**What to do:**
Of the lines in the listing, how many include the string "based"? Write the number and nothing else.

################

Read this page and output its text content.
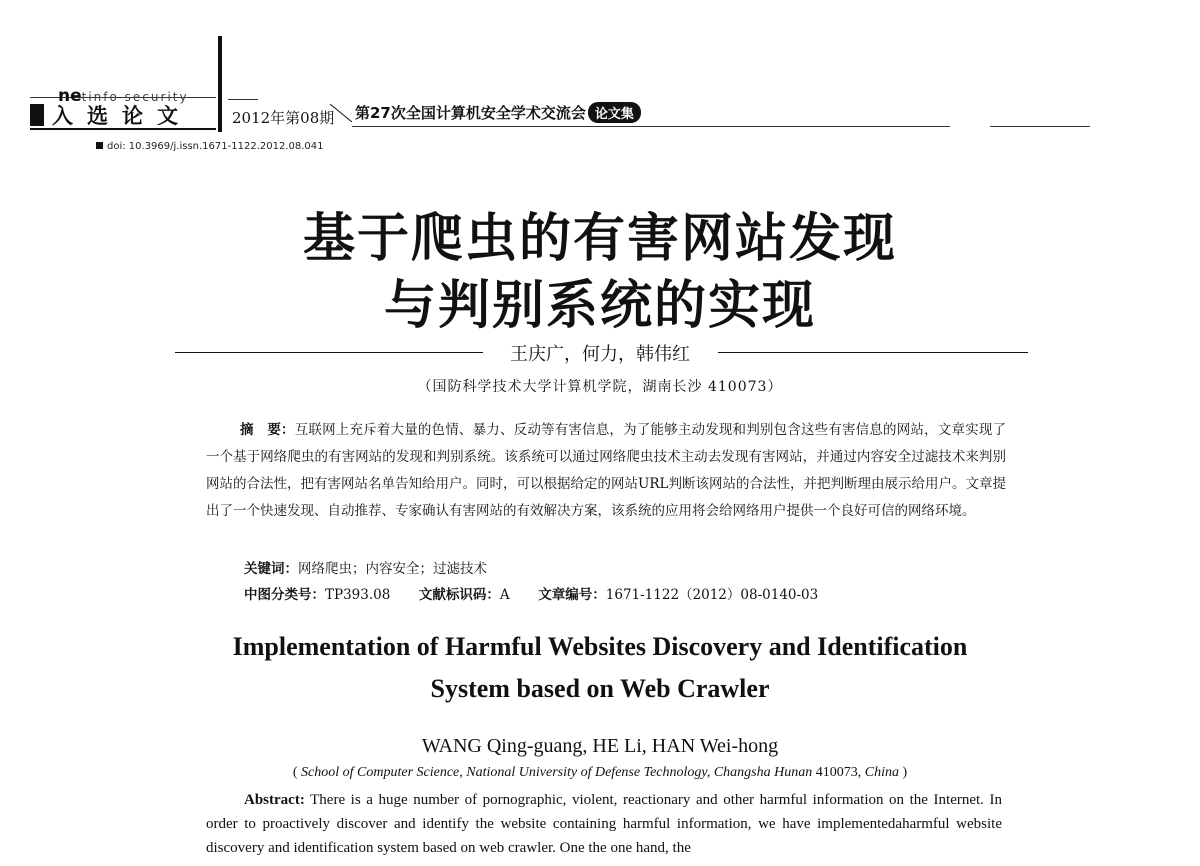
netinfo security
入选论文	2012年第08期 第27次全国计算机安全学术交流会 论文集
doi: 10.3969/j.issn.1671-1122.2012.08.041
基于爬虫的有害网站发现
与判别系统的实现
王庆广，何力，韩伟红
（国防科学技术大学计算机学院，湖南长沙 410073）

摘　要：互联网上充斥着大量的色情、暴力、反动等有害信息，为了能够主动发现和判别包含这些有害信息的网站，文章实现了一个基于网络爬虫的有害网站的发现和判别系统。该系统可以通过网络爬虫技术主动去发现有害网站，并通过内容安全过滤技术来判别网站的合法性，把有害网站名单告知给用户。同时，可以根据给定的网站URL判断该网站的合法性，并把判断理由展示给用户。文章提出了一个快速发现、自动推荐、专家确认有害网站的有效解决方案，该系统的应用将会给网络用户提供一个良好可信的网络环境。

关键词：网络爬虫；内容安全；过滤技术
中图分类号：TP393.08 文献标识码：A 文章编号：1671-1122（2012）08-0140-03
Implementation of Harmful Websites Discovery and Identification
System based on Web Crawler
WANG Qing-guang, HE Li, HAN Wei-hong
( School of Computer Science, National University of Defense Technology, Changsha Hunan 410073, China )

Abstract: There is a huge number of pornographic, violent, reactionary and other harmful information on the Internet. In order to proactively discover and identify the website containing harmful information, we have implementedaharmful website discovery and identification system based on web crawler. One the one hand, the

################

**Answer to this exercise:**
2